▶ [TO DO] Where a line contains the word "link", copy that line.

▶ [DATASET ROWS]
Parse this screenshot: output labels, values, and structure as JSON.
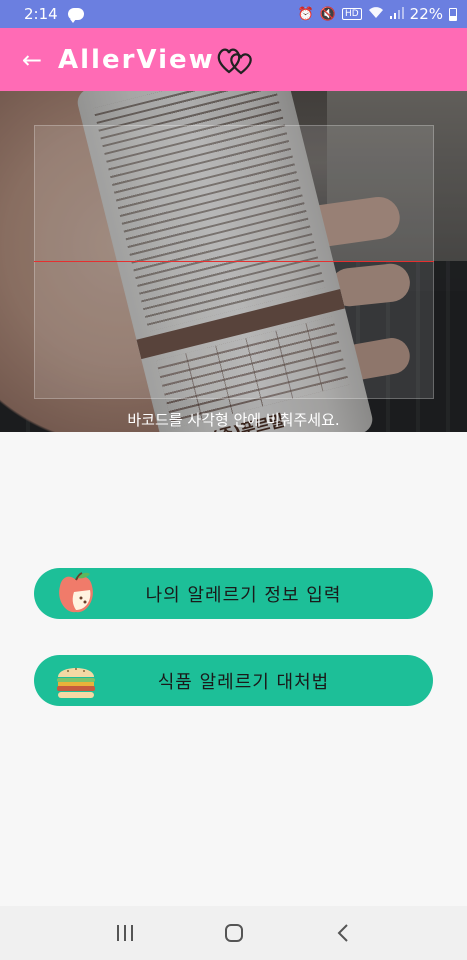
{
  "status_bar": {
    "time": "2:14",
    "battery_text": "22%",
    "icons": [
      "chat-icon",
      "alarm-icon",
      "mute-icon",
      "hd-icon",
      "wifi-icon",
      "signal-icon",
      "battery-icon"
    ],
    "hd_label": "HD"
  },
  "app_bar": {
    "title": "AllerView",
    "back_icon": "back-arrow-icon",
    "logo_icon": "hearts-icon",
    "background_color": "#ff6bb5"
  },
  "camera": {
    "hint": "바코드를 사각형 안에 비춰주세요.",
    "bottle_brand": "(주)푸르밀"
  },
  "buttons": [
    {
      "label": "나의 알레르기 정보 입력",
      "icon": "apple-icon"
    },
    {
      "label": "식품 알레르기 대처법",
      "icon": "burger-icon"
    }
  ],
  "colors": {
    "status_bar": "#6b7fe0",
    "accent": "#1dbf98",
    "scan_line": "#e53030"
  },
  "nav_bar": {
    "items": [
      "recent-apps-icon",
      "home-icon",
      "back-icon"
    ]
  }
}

--

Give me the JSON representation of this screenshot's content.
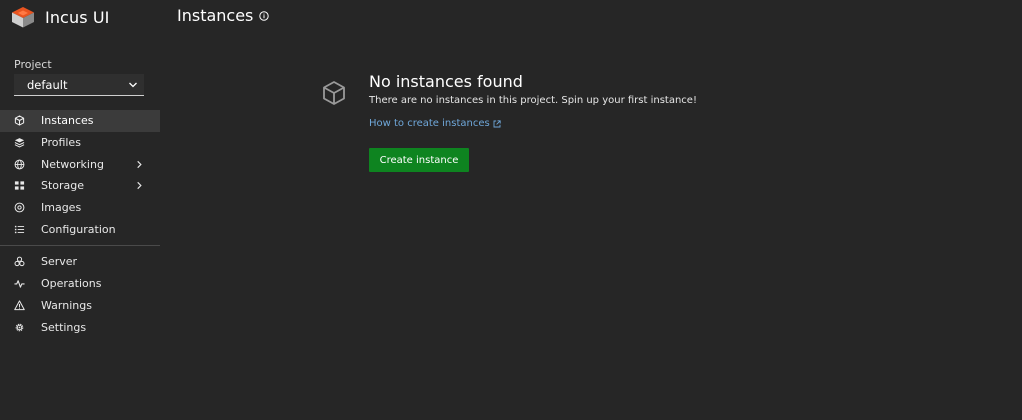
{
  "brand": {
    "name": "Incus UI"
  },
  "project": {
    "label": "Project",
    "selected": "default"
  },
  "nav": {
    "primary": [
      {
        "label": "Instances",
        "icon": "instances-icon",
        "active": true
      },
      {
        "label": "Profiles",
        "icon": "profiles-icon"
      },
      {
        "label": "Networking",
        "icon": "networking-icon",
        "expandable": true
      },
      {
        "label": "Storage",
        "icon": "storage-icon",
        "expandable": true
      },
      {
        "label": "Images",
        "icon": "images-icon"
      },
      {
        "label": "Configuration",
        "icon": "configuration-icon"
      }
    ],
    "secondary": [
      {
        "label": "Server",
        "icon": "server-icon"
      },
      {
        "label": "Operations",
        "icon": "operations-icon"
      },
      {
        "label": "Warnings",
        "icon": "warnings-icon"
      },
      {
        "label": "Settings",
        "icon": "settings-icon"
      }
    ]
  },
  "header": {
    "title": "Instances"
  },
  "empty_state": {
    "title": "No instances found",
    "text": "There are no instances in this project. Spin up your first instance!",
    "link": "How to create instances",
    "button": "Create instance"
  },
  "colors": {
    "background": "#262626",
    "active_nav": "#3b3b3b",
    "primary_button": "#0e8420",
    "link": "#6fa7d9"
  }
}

▶ [FINISHED TASK]
    "link": "How to create instances",
    "link": "#6fa7d9"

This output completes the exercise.